[start of Data for processing]
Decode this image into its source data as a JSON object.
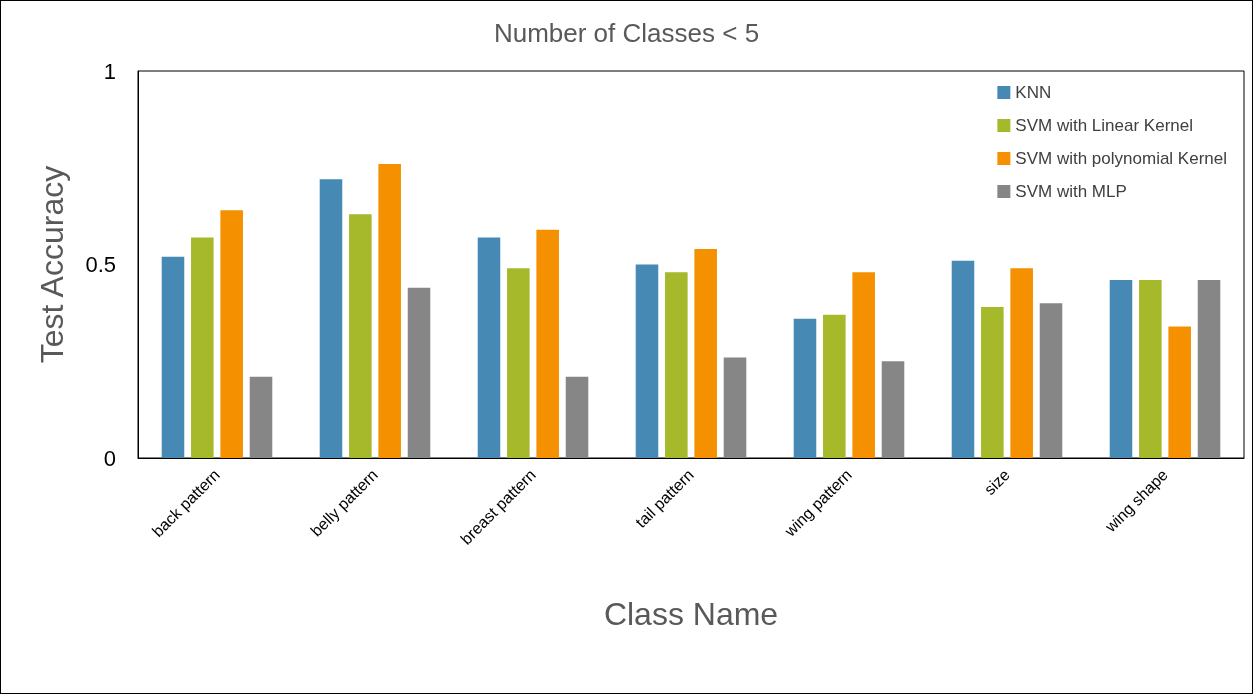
{
  "chart_data": {
    "type": "bar",
    "title": "Number of Classes < 5",
    "xlabel": "Class Name",
    "ylabel": "Test Accuracy",
    "categories": [
      "back pattern",
      "belly pattern",
      "breast pattern",
      "tail pattern",
      "wing pattern",
      "size",
      "wing shape"
    ],
    "series": [
      {
        "name": "KNN",
        "color": "#4589b4",
        "values": [
          0.52,
          0.72,
          0.57,
          0.5,
          0.36,
          0.51,
          0.46
        ]
      },
      {
        "name": "SVM with Linear Kernel",
        "color": "#a5b92a",
        "values": [
          0.57,
          0.63,
          0.49,
          0.48,
          0.37,
          0.39,
          0.46
        ]
      },
      {
        "name": "SVM with polynomial Kernel",
        "color": "#f59100",
        "values": [
          0.64,
          0.76,
          0.59,
          0.54,
          0.48,
          0.49,
          0.34
        ]
      },
      {
        "name": "SVM with MLP",
        "color": "#868686",
        "values": [
          0.21,
          0.44,
          0.21,
          0.26,
          0.25,
          0.4,
          0.46
        ]
      }
    ],
    "ylim": [
      0,
      1
    ],
    "yticks": [
      0,
      0.5,
      1
    ],
    "grid": false,
    "legend": "top right"
  }
}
[end of Data for processing]
What you have to do | Pull out all lines from the entries above in which the word "pattern" appears.

Task response |
      "back pattern",
      "belly pattern",
      "breast pattern",
      "tail pattern",
      "wing pattern",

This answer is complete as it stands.